## Exercise task
Scan the records and identify every line in which the string "Department" occurs, then return those lines.

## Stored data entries
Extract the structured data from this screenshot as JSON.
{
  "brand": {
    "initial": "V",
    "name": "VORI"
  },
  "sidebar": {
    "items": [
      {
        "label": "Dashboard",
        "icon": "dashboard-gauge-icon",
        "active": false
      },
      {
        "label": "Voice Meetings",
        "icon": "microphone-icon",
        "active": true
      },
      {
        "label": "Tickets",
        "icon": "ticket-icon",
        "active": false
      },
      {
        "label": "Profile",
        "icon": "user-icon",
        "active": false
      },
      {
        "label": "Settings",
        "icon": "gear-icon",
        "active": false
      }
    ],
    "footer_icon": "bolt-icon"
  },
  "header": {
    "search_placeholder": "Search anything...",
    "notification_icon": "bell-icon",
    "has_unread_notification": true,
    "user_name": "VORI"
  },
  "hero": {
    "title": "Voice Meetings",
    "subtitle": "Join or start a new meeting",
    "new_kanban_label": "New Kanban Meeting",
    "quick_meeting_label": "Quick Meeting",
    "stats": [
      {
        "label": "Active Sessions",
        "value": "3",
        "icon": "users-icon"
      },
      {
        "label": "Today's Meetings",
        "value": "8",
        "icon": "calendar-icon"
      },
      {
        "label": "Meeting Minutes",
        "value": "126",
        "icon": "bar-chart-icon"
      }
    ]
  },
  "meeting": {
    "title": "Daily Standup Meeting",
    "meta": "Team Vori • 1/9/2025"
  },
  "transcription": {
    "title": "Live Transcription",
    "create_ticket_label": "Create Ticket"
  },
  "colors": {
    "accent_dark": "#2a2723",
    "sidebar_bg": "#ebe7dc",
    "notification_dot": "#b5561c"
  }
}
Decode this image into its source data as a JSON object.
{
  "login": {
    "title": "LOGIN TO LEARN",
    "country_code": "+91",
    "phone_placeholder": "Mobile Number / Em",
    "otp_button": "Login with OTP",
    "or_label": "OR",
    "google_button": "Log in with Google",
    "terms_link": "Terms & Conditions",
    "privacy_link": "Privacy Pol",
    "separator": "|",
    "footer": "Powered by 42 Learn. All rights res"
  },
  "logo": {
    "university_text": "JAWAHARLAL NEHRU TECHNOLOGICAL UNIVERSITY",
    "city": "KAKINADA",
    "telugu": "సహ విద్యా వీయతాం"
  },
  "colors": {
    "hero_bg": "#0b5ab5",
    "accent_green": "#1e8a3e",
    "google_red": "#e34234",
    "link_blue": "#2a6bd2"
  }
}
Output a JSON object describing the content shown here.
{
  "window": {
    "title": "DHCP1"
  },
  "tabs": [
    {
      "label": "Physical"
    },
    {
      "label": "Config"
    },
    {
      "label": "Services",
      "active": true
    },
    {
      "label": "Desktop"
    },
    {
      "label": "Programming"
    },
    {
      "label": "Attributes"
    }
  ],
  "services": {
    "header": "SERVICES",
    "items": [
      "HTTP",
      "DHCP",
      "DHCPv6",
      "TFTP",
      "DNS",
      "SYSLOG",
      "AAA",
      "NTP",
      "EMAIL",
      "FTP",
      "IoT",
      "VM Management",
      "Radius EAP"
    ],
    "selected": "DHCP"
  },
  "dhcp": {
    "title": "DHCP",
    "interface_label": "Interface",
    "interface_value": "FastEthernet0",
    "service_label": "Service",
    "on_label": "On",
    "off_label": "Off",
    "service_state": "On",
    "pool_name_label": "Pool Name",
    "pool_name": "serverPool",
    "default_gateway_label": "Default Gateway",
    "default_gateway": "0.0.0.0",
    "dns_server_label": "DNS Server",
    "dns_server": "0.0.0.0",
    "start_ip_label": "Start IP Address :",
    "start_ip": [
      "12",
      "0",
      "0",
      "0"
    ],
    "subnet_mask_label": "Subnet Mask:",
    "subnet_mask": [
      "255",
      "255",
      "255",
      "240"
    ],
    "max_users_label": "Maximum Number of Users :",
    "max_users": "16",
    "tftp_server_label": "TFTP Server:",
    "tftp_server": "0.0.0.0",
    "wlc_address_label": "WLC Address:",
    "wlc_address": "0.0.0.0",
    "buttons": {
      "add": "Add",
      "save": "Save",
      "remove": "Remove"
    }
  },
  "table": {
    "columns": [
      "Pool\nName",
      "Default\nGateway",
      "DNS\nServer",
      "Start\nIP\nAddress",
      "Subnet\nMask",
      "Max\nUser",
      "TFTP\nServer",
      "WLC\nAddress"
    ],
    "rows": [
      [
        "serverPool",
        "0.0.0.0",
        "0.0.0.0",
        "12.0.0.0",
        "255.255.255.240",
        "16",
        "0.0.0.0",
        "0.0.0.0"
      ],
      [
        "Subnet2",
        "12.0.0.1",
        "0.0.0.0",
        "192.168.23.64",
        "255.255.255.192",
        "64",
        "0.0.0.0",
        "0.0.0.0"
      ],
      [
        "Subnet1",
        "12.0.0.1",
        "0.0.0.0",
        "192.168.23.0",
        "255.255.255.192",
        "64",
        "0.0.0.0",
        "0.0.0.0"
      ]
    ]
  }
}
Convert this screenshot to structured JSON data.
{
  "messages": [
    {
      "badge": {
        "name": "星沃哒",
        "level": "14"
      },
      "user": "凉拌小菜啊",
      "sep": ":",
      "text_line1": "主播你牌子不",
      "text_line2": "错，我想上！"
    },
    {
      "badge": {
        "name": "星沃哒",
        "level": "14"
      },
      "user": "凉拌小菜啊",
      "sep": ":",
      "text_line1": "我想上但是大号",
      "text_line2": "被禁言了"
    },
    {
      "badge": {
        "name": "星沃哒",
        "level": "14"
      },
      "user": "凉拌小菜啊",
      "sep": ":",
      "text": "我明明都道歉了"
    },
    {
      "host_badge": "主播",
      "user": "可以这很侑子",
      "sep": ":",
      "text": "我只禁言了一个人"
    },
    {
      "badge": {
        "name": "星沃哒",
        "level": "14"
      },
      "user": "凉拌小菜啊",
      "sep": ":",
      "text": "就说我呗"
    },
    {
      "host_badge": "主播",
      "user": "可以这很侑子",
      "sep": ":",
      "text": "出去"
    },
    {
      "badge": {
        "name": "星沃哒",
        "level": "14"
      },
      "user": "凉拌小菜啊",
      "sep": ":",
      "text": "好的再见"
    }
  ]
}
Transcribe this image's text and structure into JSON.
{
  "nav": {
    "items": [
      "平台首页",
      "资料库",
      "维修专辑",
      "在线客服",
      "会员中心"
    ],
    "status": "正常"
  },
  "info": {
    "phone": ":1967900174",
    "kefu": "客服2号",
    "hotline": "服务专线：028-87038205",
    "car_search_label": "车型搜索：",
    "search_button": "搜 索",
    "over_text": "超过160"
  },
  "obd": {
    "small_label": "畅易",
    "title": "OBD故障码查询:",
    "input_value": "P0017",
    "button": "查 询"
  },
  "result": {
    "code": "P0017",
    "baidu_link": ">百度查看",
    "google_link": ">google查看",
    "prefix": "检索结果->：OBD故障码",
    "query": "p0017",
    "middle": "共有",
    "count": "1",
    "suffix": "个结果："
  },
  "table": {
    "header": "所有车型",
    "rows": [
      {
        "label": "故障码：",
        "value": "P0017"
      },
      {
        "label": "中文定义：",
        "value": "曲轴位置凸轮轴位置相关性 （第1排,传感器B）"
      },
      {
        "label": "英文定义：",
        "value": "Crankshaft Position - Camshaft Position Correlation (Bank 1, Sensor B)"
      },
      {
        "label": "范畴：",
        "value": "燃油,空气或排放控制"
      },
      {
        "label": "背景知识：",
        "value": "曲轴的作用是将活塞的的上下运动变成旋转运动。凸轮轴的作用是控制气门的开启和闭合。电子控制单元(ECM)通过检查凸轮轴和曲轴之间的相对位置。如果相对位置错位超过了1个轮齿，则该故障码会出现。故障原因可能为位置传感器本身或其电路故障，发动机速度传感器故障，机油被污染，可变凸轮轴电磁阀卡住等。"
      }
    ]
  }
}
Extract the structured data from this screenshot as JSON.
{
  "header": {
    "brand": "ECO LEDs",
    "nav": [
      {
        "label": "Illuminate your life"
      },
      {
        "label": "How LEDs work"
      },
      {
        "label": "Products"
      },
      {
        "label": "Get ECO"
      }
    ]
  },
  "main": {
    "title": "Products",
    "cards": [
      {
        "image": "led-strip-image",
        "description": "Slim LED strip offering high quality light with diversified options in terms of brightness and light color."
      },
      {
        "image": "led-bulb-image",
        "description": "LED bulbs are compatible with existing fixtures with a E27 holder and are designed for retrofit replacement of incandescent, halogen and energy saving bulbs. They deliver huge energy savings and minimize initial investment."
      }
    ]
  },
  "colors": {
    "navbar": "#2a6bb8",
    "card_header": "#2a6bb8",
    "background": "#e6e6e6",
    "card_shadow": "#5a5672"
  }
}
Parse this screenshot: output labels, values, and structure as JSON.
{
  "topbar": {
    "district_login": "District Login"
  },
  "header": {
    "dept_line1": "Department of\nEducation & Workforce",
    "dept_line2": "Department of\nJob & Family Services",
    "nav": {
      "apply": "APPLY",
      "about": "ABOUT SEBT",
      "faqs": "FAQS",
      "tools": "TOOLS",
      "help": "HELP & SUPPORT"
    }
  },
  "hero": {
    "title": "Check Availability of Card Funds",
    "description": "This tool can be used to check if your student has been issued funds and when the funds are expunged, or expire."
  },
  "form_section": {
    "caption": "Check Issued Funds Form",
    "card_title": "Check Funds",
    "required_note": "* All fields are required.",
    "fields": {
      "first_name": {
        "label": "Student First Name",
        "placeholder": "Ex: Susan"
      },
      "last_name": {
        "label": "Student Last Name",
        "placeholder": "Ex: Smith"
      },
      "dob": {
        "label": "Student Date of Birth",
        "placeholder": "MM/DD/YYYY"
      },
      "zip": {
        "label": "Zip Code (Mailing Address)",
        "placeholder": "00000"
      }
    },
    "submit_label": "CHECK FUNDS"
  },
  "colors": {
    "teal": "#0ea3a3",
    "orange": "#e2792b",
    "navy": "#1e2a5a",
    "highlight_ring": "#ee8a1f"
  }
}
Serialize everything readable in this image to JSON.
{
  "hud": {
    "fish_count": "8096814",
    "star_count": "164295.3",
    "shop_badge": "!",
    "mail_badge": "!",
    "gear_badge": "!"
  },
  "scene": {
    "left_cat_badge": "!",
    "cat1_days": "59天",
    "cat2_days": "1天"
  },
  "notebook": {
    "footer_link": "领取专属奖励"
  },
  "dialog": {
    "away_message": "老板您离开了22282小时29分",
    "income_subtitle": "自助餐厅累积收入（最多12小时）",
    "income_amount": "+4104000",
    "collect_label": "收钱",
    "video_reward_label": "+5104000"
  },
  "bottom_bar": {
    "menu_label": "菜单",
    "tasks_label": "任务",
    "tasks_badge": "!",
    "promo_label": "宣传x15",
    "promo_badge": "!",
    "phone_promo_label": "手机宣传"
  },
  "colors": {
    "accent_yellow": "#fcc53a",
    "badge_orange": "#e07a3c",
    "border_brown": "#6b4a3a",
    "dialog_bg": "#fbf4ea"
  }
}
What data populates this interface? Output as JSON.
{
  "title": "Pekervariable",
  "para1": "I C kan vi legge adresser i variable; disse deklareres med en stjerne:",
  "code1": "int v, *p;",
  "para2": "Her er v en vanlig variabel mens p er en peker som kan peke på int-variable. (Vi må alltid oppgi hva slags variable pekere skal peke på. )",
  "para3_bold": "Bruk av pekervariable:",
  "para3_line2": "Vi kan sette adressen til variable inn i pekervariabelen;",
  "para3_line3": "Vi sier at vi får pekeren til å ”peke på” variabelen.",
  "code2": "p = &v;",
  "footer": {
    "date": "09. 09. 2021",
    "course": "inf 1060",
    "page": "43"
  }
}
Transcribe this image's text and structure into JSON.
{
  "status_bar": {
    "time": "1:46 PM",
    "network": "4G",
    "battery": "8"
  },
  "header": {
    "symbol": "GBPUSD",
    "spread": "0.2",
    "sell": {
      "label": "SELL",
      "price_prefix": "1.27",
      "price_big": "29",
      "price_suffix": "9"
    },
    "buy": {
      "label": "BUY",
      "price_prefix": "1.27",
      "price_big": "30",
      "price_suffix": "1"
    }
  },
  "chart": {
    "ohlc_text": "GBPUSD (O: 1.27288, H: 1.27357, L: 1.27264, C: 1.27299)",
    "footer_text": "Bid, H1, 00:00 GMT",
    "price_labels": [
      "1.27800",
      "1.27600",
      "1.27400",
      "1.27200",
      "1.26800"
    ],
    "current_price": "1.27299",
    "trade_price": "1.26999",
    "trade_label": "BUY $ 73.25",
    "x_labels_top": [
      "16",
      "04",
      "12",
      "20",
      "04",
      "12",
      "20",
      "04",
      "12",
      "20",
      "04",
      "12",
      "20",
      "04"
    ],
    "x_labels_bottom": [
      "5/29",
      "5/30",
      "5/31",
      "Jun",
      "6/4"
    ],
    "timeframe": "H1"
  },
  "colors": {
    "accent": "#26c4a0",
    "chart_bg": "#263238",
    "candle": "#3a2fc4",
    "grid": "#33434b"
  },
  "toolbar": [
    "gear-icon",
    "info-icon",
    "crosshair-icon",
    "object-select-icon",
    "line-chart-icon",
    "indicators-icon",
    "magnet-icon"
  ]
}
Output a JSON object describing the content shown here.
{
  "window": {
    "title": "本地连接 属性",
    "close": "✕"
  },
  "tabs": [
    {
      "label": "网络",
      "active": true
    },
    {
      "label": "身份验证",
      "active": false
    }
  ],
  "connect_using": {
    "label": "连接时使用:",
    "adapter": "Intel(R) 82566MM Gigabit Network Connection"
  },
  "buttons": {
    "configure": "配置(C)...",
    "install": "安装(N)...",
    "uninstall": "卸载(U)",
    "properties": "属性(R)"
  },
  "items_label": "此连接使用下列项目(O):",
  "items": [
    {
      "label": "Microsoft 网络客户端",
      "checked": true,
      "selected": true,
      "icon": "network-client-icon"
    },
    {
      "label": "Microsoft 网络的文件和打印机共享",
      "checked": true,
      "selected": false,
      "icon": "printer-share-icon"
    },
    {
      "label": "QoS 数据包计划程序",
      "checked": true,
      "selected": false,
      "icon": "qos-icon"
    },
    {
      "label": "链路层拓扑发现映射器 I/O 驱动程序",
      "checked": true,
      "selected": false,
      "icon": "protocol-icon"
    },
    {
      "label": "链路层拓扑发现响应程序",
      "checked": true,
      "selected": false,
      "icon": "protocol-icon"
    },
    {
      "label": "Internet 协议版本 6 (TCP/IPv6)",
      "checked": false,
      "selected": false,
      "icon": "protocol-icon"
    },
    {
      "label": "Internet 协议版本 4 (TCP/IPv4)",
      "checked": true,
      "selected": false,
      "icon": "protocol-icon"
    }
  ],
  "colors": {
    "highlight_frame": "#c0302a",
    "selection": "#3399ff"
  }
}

## Solution to the exercise
    "dept_line1": "Department of\nEducation & Workforce",
    "dept_line2": "Department of\nJob & Family Services",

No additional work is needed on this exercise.